WRITTEN PROBLEM
In the records below, work out how many lines hold the word "Roosevelt". Report the number alone.
***** DATA ROWS
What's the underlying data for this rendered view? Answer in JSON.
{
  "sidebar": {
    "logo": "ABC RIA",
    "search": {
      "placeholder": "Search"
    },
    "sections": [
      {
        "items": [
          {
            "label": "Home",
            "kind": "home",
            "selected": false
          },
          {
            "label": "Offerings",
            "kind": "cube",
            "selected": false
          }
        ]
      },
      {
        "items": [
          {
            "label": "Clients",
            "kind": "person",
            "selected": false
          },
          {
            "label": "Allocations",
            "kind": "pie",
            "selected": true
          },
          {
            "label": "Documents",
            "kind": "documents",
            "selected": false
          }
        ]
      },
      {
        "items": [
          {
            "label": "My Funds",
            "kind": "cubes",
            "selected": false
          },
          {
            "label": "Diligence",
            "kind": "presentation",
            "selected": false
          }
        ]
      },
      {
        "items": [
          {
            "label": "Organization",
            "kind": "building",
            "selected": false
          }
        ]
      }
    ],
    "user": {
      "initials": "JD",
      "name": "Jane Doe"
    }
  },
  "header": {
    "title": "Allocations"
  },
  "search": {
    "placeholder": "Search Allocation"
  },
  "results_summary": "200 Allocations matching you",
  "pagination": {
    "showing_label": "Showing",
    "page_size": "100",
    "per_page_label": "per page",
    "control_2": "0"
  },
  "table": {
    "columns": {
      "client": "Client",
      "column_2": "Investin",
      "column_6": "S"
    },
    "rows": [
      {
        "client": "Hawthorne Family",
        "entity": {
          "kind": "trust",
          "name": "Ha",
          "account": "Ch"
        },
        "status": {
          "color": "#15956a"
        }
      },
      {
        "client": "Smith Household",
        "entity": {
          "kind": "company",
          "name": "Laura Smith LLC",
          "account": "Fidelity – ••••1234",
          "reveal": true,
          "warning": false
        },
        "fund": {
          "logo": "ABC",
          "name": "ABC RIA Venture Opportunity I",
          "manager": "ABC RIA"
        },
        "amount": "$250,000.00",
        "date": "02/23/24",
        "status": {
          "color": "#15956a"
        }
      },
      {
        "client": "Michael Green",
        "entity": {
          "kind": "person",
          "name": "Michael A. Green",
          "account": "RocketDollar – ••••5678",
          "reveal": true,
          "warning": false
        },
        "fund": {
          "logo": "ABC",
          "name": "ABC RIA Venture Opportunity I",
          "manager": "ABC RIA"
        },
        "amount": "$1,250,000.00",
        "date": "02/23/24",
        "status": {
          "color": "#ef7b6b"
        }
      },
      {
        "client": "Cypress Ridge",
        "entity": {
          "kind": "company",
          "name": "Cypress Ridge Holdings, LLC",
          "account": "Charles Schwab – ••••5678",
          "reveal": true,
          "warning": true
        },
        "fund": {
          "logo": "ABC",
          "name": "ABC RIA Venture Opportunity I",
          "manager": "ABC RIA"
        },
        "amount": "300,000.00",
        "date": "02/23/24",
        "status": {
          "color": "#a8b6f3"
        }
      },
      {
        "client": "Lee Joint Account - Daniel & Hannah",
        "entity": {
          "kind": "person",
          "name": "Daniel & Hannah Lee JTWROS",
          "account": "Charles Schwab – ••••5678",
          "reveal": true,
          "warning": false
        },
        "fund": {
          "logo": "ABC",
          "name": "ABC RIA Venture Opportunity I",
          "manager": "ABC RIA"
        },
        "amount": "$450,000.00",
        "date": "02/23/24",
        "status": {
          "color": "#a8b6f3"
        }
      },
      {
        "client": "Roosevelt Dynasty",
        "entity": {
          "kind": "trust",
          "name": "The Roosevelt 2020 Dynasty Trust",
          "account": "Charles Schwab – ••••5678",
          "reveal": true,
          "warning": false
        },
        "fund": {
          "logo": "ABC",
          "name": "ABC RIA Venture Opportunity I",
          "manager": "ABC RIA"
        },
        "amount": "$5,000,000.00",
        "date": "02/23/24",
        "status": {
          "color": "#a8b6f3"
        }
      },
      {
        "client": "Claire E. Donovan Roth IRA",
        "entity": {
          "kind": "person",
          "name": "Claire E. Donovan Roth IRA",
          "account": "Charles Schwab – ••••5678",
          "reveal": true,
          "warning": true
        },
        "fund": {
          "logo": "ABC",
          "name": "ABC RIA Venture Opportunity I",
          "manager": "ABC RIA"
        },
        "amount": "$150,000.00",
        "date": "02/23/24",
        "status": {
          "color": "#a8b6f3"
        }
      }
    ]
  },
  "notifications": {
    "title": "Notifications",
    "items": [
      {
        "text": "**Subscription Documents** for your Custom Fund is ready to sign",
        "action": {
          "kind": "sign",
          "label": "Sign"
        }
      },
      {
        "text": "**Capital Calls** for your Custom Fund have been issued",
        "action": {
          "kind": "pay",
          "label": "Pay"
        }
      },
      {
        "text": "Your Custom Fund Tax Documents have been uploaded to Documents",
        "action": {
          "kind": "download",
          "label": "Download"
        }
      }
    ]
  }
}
**********
FINAL ANSWER
2